--- start of Information given ---

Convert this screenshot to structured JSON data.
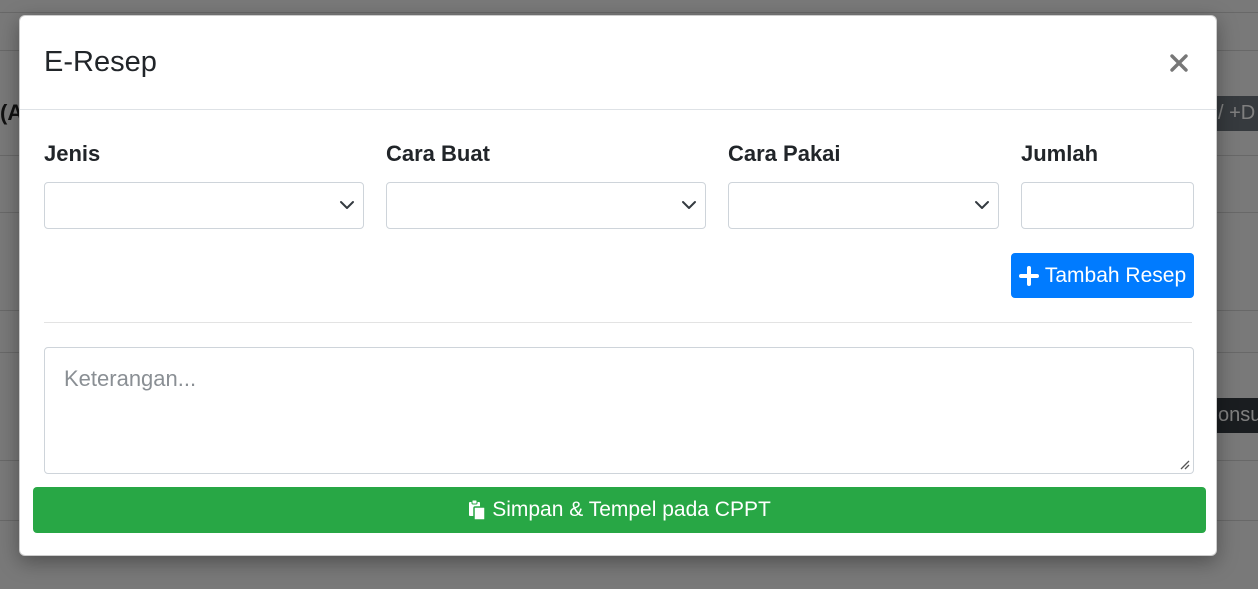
{
  "background": {
    "fragment_left": "(A",
    "fragment_right_top": "/ +D",
    "fragment_right_mid": "onsul"
  },
  "modal": {
    "title": "E-Resep",
    "close_icon": "close-icon"
  },
  "form": {
    "jenis_label": "Jenis",
    "cara_buat_label": "Cara Buat",
    "cara_pakai_label": "Cara Pakai",
    "jumlah_label": "Jumlah",
    "jenis_value": "",
    "cara_buat_value": "",
    "cara_pakai_value": "",
    "jumlah_value": ""
  },
  "actions": {
    "tambah_label": "Tambah Resep",
    "tambah_icon": "plus-icon",
    "keterangan_placeholder": "Keterangan...",
    "simpan_label": "Simpan & Tempel pada CPPT",
    "simpan_icon": "paste-icon"
  },
  "colors": {
    "primary": "#007bff",
    "success": "#28a745"
  }
}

--- end of Information given ---

Repeat the material above in full and exactly, apart from the pictures.

**Worked answer**
Convert this screenshot to structured JSON data.
{
  "background": {
    "fragment_left": "(A",
    "fragment_right_top": "/ +D",
    "fragment_right_mid": "onsul"
  },
  "modal": {
    "title": "E-Resep",
    "close_icon": "close-icon"
  },
  "form": {
    "jenis_label": "Jenis",
    "cara_buat_label": "Cara Buat",
    "cara_pakai_label": "Cara Pakai",
    "jumlah_label": "Jumlah",
    "jenis_value": "",
    "cara_buat_value": "",
    "cara_pakai_value": "",
    "jumlah_value": ""
  },
  "actions": {
    "tambah_label": "Tambah Resep",
    "tambah_icon": "plus-icon",
    "keterangan_placeholder": "Keterangan...",
    "simpan_label": "Simpan & Tempel pada CPPT",
    "simpan_icon": "paste-icon"
  },
  "colors": {
    "primary": "#007bff",
    "success": "#28a745"
  }
}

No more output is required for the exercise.